--- start of Given data ---

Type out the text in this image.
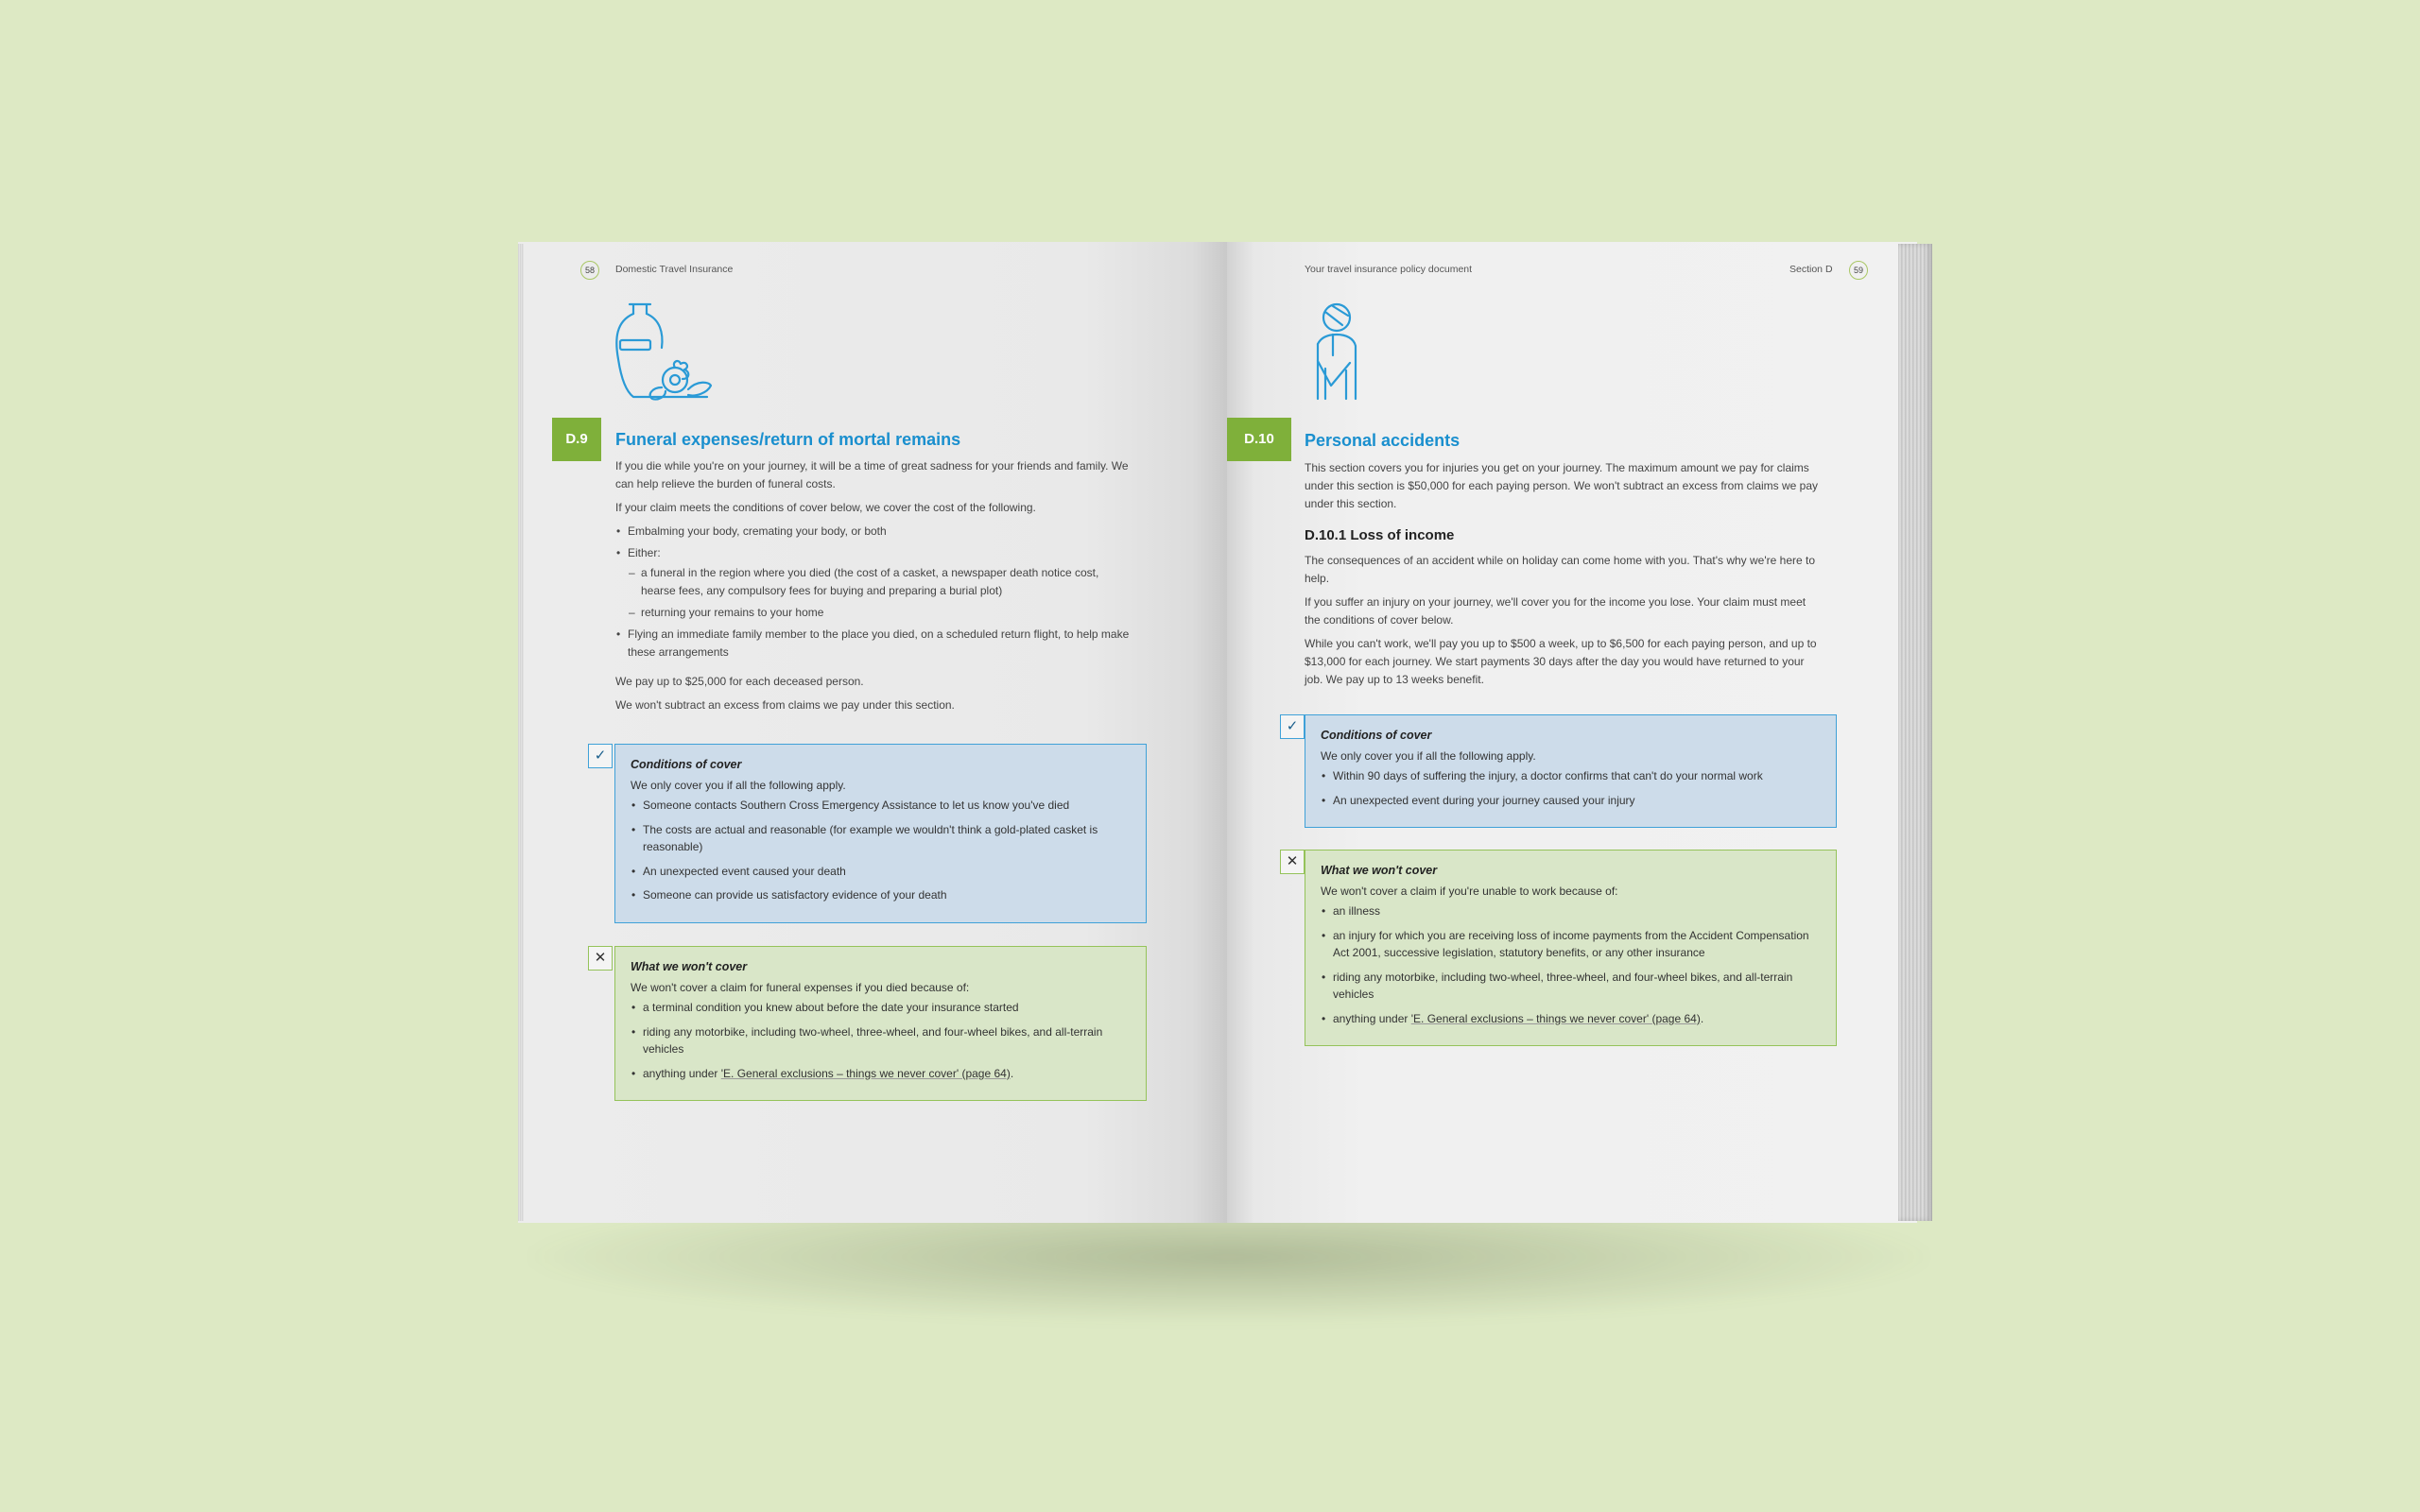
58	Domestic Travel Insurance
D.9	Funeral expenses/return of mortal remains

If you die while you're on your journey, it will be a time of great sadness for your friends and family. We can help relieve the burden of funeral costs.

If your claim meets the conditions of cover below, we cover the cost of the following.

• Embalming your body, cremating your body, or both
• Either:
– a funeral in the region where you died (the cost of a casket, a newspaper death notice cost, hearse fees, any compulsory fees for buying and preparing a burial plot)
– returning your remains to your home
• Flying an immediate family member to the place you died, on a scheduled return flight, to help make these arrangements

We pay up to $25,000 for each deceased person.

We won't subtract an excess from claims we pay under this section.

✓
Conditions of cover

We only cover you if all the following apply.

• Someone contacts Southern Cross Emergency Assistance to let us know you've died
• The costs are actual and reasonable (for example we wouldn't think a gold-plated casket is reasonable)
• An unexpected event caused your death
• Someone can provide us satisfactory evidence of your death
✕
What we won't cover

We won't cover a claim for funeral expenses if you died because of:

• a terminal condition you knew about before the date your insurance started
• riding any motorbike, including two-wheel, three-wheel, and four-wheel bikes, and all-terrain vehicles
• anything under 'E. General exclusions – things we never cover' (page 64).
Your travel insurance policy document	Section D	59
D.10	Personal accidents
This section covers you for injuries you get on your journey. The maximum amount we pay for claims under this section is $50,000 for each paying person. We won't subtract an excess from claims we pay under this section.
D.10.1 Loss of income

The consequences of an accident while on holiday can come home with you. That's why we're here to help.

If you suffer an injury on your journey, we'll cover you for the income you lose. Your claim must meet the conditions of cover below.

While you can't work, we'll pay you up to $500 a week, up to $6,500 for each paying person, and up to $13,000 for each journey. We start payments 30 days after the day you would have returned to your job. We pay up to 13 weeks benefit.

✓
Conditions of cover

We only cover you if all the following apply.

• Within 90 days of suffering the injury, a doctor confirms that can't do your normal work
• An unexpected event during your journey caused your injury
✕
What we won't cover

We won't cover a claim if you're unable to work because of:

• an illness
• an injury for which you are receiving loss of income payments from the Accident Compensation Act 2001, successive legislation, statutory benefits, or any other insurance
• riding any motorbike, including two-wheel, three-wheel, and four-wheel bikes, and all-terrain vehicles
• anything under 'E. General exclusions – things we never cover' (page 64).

--- end of Given data ---

Requirement: Look through the entries above; copy each line where the string "below" appears.

Answer:
If your claim meets the conditions of cover below, we cover the cost of the following.
If you suffer an injury on your journey, we'll cover you for the income you lose. Your claim must meet the conditions of cover below.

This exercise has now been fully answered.